Exercise objective: Omit all images, then return the remaining material exactly as it stands.

── Task input

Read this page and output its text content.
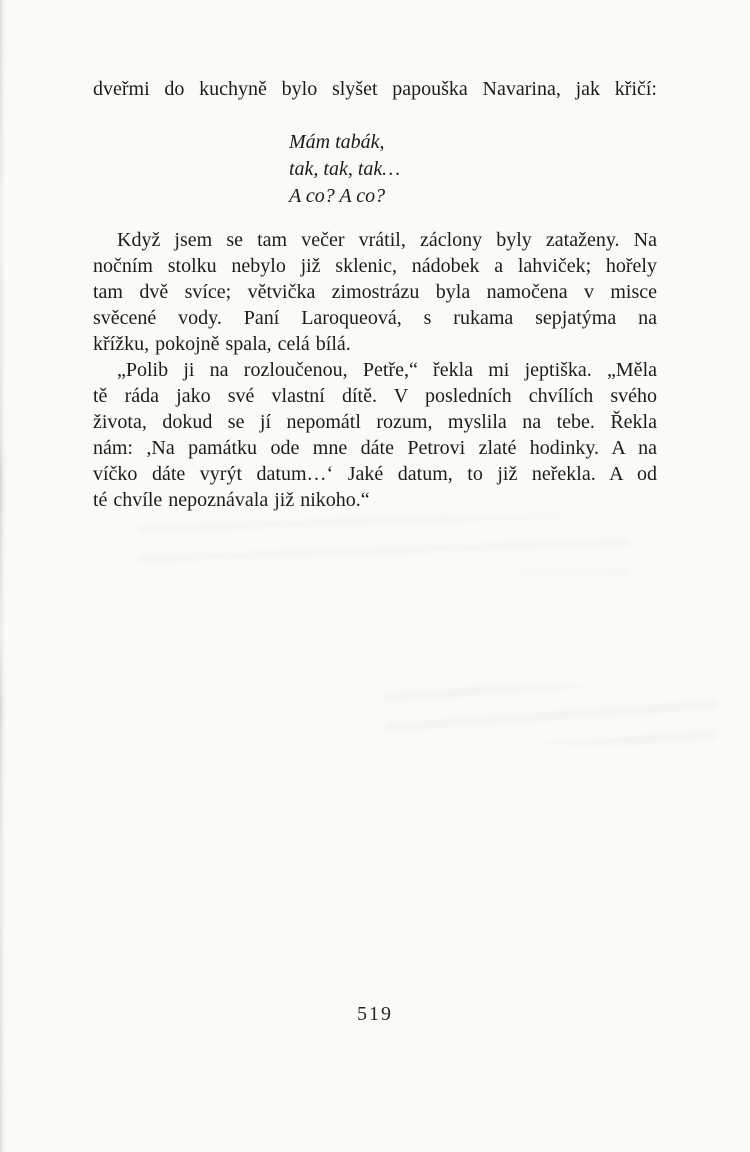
dveřmi do kuchyně bylo slyšet papouška Navarina, jak křičí:
Mám tabák,
tak, tak, tak…
A co? A co?
Když jsem se tam večer vrátil, záclony byly zataženy. Na
nočním stolku nebylo již sklenic, nádobek a lahviček; hořely
tam dvě svíce; větvička zimostrázu byla namočena v misce
svěcené vody. Paní Laroqueová, s rukama sepjatýma na
křížku, pokojně spala, celá bílá.
„Polib ji na rozloučenou, Petře,“ řekla mi jeptiška. „Měla
tě ráda jako své vlastní dítě. V posledních chvílích svého
života, dokud se jí nepomátl rozum, myslila na tebe. Řekla
nám: ,Na památku ode mne dáte Petrovi zlaté hodinky. A na
víčko dáte vyrýt datum…‘ Jaké datum, to již neřekla. A od
té chvíle nepoznávala již nikoho.“
519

────

Solution to this task:
Read this page and output its text content.
dveřmi do kuchyně bylo slyšet papouška Navarina, jak křičí:
Mám tabák,
tak, tak, tak…
A co? A co?
Když jsem se tam večer vrátil, záclony byly zataženy. Na
nočním stolku nebylo již sklenic, nádobek a lahviček; hořely
tam dvě svíce; větvička zimostrázu byla namočena v misce
svěcené vody. Paní Laroqueová, s rukama sepjatýma na
křížku, pokojně spala, celá bílá.
„Polib ji na rozloučenou, Petře,“ řekla mi jeptiška. „Měla
tě ráda jako své vlastní dítě. V posledních chvílích svého
života, dokud se jí nepomátl rozum, myslila na tebe. Řekla
nám: ,Na památku ode mne dáte Petrovi zlaté hodinky. A na
víčko dáte vyrýt datum…‘ Jaké datum, to již neřekla. A od
té chvíle nepoznávala již nikoho.“
519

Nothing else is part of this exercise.